**SET EXERCISE:** Carry none of the pictures over; write out the complete data exactly.

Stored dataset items
....
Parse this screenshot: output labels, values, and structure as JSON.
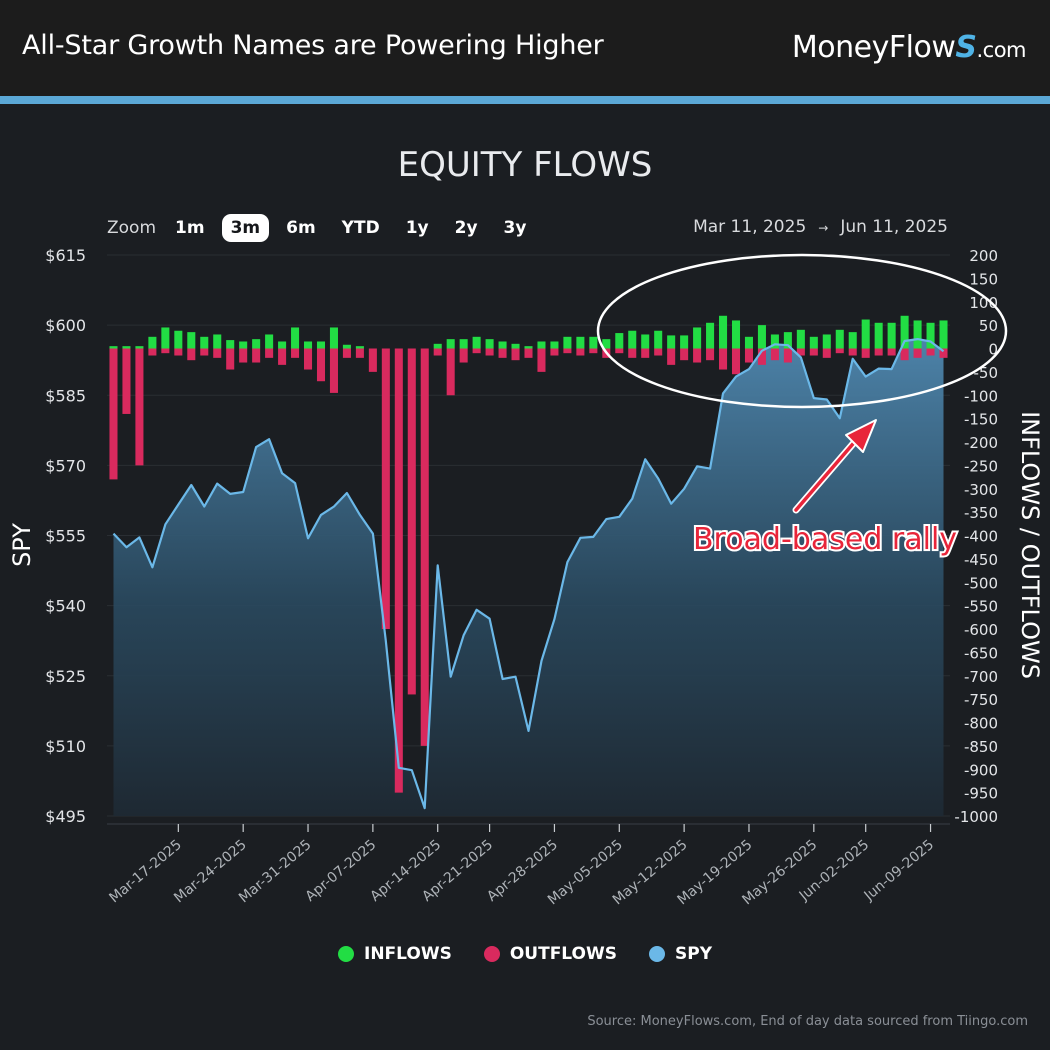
{
  "header": {
    "title": "All-Star Growth Names are Powering Higher",
    "brand_name": "MoneyFlow",
    "brand_mark": "S",
    "brand_tld": ".com"
  },
  "colors": {
    "header_bg": "#1c1c1c",
    "accent_bar": "#5ba8d6",
    "background": "#1b1e22",
    "inflows": "#22dd44",
    "outflows": "#d92a5e",
    "spy": "#6bb8e8",
    "annotation": "#e8253a"
  },
  "zoom": {
    "label": "Zoom",
    "options": [
      "1m",
      "3m",
      "6m",
      "YTD",
      "1y",
      "2y",
      "3y"
    ],
    "selected": "3m"
  },
  "range": {
    "from": "Mar 11, 2025",
    "arrow": "→",
    "to": "Jun 11, 2025"
  },
  "legend": [
    {
      "label": "INFLOWS",
      "color": "#22dd44"
    },
    {
      "label": "OUTFLOWS",
      "color": "#d92a5e"
    },
    {
      "label": "SPY",
      "color": "#6bb8e8"
    }
  ],
  "source": "Source: MoneyFlows.com, End of day data sourced from Tiingo.com",
  "chart_data": {
    "type": "bar",
    "title": "EQUITY FLOWS",
    "ylabel_left": "SPY",
    "ylabel_right": "INFLOWS / OUTFLOWS",
    "y_left_ticks": [
      "$615",
      "$600",
      "$585",
      "$570",
      "$555",
      "$540",
      "$525",
      "$510",
      "$495"
    ],
    "ylim_left": [
      495,
      615
    ],
    "y_right_ticks": [
      "200",
      "150",
      "100",
      "50",
      "0",
      "-50",
      "-100",
      "-150",
      "-200",
      "-250",
      "-300",
      "-350",
      "-400",
      "-450",
      "-500",
      "-550",
      "-600",
      "-650",
      "-700",
      "-750",
      "-800",
      "-850",
      "-900",
      "-950",
      "-1000"
    ],
    "ylim_right": [
      -1000,
      200
    ],
    "x_tick_labels": [
      "Mar-17-2025",
      "Mar-24-2025",
      "Mar-31-2025",
      "Apr-07-2025",
      "Apr-14-2025",
      "Apr-21-2025",
      "Apr-28-2025",
      "May-05-2025",
      "May-12-2025",
      "May-19-2025",
      "May-26-2025",
      "Jun-02-2025",
      "Jun-09-2025"
    ],
    "x_tick_positions": [
      5,
      10,
      15,
      20,
      25,
      29,
      34,
      39,
      44,
      49,
      54,
      58,
      63
    ],
    "days": 65,
    "grid": true,
    "legend_position": "bottom-center",
    "annotation": {
      "text": "Broad-based rally",
      "target": "late-May to Jun-11 inflow cluster, circled"
    },
    "series": [
      {
        "name": "SPY",
        "values": [
          555.4,
          552.5,
          554.6,
          548.2,
          557.4,
          561.6,
          565.8,
          561.2,
          566.1,
          563.9,
          564.3,
          573.9,
          575.6,
          568.3,
          566.2,
          554.4,
          559.4,
          561.2,
          564.1,
          559.4,
          555.4,
          532.5,
          505.3,
          504.8,
          496.7,
          548.6,
          524.8,
          533.7,
          539.1,
          537.2,
          524.3,
          524.8,
          513.2,
          528.2,
          537.1,
          549.3,
          554.5,
          554.7,
          558.5,
          559.0,
          562.9,
          571.3,
          567.2,
          561.8,
          565.0,
          569.8,
          569.3,
          585.4,
          589.0,
          590.6,
          594.5,
          595.9,
          595.7,
          593.1,
          584.4,
          584.1,
          580.1,
          592.8,
          589.0,
          590.7,
          590.6,
          596.6,
          597.0,
          596.5,
          594.4
        ]
      },
      {
        "name": "INFLOWS",
        "values": [
          5,
          5,
          5,
          25,
          45,
          38,
          35,
          25,
          30,
          18,
          15,
          20,
          30,
          15,
          45,
          15,
          15,
          45,
          8,
          5,
          0,
          0,
          0,
          0,
          0,
          10,
          20,
          20,
          25,
          20,
          15,
          10,
          5,
          15,
          15,
          25,
          25,
          25,
          20,
          33,
          38,
          30,
          38,
          28,
          28,
          45,
          55,
          70,
          60,
          25,
          50,
          30,
          35,
          40,
          25,
          30,
          40,
          35,
          62,
          55,
          55,
          70,
          60,
          55,
          60
        ]
      },
      {
        "name": "OUTFLOWS",
        "values": [
          -280,
          -140,
          -250,
          -15,
          -10,
          -15,
          -25,
          -15,
          -20,
          -45,
          -30,
          -30,
          -20,
          -35,
          -20,
          -45,
          -70,
          -95,
          -20,
          -20,
          -50,
          -600,
          -950,
          -740,
          -850,
          -15,
          -100,
          -30,
          -10,
          -15,
          -20,
          -25,
          -20,
          -50,
          -15,
          -10,
          -15,
          -10,
          -20,
          -10,
          -20,
          -20,
          -15,
          -35,
          -25,
          -30,
          -25,
          -45,
          -55,
          -30,
          -35,
          -25,
          -30,
          -15,
          -15,
          -20,
          -10,
          -15,
          -20,
          -15,
          -15,
          -25,
          -20,
          -15,
          -20
        ]
      }
    ]
  }
}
....
**OUTPUT:**
Parse this screenshot: output labels, values, and structure as JSON.
{
  "header": {
    "title": "All-Star Growth Names are Powering Higher",
    "brand_name": "MoneyFlow",
    "brand_mark": "S",
    "brand_tld": ".com"
  },
  "colors": {
    "header_bg": "#1c1c1c",
    "accent_bar": "#5ba8d6",
    "background": "#1b1e22",
    "inflows": "#22dd44",
    "outflows": "#d92a5e",
    "spy": "#6bb8e8",
    "annotation": "#e8253a"
  },
  "zoom": {
    "label": "Zoom",
    "options": [
      "1m",
      "3m",
      "6m",
      "YTD",
      "1y",
      "2y",
      "3y"
    ],
    "selected": "3m"
  },
  "range": {
    "from": "Mar 11, 2025",
    "arrow": "→",
    "to": "Jun 11, 2025"
  },
  "legend": [
    {
      "label": "INFLOWS",
      "color": "#22dd44"
    },
    {
      "label": "OUTFLOWS",
      "color": "#d92a5e"
    },
    {
      "label": "SPY",
      "color": "#6bb8e8"
    }
  ],
  "source": "Source: MoneyFlows.com, End of day data sourced from Tiingo.com",
  "chart_data": {
    "type": "bar",
    "title": "EQUITY FLOWS",
    "ylabel_left": "SPY",
    "ylabel_right": "INFLOWS / OUTFLOWS",
    "y_left_ticks": [
      "$615",
      "$600",
      "$585",
      "$570",
      "$555",
      "$540",
      "$525",
      "$510",
      "$495"
    ],
    "ylim_left": [
      495,
      615
    ],
    "y_right_ticks": [
      "200",
      "150",
      "100",
      "50",
      "0",
      "-50",
      "-100",
      "-150",
      "-200",
      "-250",
      "-300",
      "-350",
      "-400",
      "-450",
      "-500",
      "-550",
      "-600",
      "-650",
      "-700",
      "-750",
      "-800",
      "-850",
      "-900",
      "-950",
      "-1000"
    ],
    "ylim_right": [
      -1000,
      200
    ],
    "x_tick_labels": [
      "Mar-17-2025",
      "Mar-24-2025",
      "Mar-31-2025",
      "Apr-07-2025",
      "Apr-14-2025",
      "Apr-21-2025",
      "Apr-28-2025",
      "May-05-2025",
      "May-12-2025",
      "May-19-2025",
      "May-26-2025",
      "Jun-02-2025",
      "Jun-09-2025"
    ],
    "x_tick_positions": [
      5,
      10,
      15,
      20,
      25,
      29,
      34,
      39,
      44,
      49,
      54,
      58,
      63
    ],
    "days": 65,
    "grid": true,
    "legend_position": "bottom-center",
    "annotation": {
      "text": "Broad-based rally",
      "target": "late-May to Jun-11 inflow cluster, circled"
    },
    "series": [
      {
        "name": "SPY",
        "values": [
          555.4,
          552.5,
          554.6,
          548.2,
          557.4,
          561.6,
          565.8,
          561.2,
          566.1,
          563.9,
          564.3,
          573.9,
          575.6,
          568.3,
          566.2,
          554.4,
          559.4,
          561.2,
          564.1,
          559.4,
          555.4,
          532.5,
          505.3,
          504.8,
          496.7,
          548.6,
          524.8,
          533.7,
          539.1,
          537.2,
          524.3,
          524.8,
          513.2,
          528.2,
          537.1,
          549.3,
          554.5,
          554.7,
          558.5,
          559.0,
          562.9,
          571.3,
          567.2,
          561.8,
          565.0,
          569.8,
          569.3,
          585.4,
          589.0,
          590.6,
          594.5,
          595.9,
          595.7,
          593.1,
          584.4,
          584.1,
          580.1,
          592.8,
          589.0,
          590.7,
          590.6,
          596.6,
          597.0,
          596.5,
          594.4
        ]
      },
      {
        "name": "INFLOWS",
        "values": [
          5,
          5,
          5,
          25,
          45,
          38,
          35,
          25,
          30,
          18,
          15,
          20,
          30,
          15,
          45,
          15,
          15,
          45,
          8,
          5,
          0,
          0,
          0,
          0,
          0,
          10,
          20,
          20,
          25,
          20,
          15,
          10,
          5,
          15,
          15,
          25,
          25,
          25,
          20,
          33,
          38,
          30,
          38,
          28,
          28,
          45,
          55,
          70,
          60,
          25,
          50,
          30,
          35,
          40,
          25,
          30,
          40,
          35,
          62,
          55,
          55,
          70,
          60,
          55,
          60
        ]
      },
      {
        "name": "OUTFLOWS",
        "values": [
          -280,
          -140,
          -250,
          -15,
          -10,
          -15,
          -25,
          -15,
          -20,
          -45,
          -30,
          -30,
          -20,
          -35,
          -20,
          -45,
          -70,
          -95,
          -20,
          -20,
          -50,
          -600,
          -950,
          -740,
          -850,
          -15,
          -100,
          -30,
          -10,
          -15,
          -20,
          -25,
          -20,
          -50,
          -15,
          -10,
          -15,
          -10,
          -20,
          -10,
          -20,
          -20,
          -15,
          -35,
          -25,
          -30,
          -25,
          -45,
          -55,
          -30,
          -35,
          -25,
          -30,
          -15,
          -15,
          -20,
          -10,
          -15,
          -20,
          -15,
          -15,
          -25,
          -20,
          -15,
          -20
        ]
      }
    ]
  }
}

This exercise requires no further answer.